WHAT THE EXERCISE ASKS => Exactly as they appear, output all of the entries.

EXTRACTED MATERIAL =>
/---
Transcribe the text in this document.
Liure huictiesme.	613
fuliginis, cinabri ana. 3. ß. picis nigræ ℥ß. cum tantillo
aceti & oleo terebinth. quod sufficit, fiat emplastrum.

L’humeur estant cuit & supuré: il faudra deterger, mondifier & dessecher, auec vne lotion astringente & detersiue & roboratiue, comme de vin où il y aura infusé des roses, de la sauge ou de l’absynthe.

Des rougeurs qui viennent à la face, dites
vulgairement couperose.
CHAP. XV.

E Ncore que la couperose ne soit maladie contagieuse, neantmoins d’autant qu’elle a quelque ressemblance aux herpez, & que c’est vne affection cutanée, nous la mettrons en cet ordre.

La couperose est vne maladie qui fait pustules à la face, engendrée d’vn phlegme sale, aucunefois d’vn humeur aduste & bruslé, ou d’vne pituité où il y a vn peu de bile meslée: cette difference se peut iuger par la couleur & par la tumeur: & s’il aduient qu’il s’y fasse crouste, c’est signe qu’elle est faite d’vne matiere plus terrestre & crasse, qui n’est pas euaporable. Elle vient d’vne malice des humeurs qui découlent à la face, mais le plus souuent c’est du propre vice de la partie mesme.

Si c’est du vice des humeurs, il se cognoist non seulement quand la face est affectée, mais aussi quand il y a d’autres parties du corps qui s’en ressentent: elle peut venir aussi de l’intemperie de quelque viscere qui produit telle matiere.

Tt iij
\---
ANSWER FOR THE TASK =>
Transcribe the text in this document.
Liure huictiesme.	613
fuliginis, cinabri ana. 3. ß. picis nigræ ℥ß. cum tantillo
aceti & oleo terebinth. quod sufficit, fiat emplastrum.

L’humeur estant cuit & supuré: il faudra deterger, mondifier & dessecher, auec vne lotion astringente & detersiue & roboratiue, comme de vin où il y aura infusé des roses, de la sauge ou de l’absynthe.

Des rougeurs qui viennent à la face, dites
vulgairement couperose.
CHAP. XV.

E Ncore que la couperose ne soit maladie contagieuse, neantmoins d’autant qu’elle a quelque ressemblance aux herpez, & que c’est vne affection cutanée, nous la mettrons en cet ordre.

La couperose est vne maladie qui fait pustules à la face, engendrée d’vn phlegme sale, aucunefois d’vn humeur aduste & bruslé, ou d’vne pituité où il y a vn peu de bile meslée: cette difference se peut iuger par la couleur & par la tumeur: & s’il aduient qu’il s’y fasse crouste, c’est signe qu’elle est faite d’vne matiere plus terrestre & crasse, qui n’est pas euaporable. Elle vient d’vne malice des humeurs qui découlent à la face, mais le plus souuent c’est du propre vice de la partie mesme.

Si c’est du vice des humeurs, il se cognoist non seulement quand la face est affectée, mais aussi quand il y a d’autres parties du corps qui s’en ressentent: elle peut venir aussi de l’intemperie de quelque viscere qui produit telle matiere.

Tt iij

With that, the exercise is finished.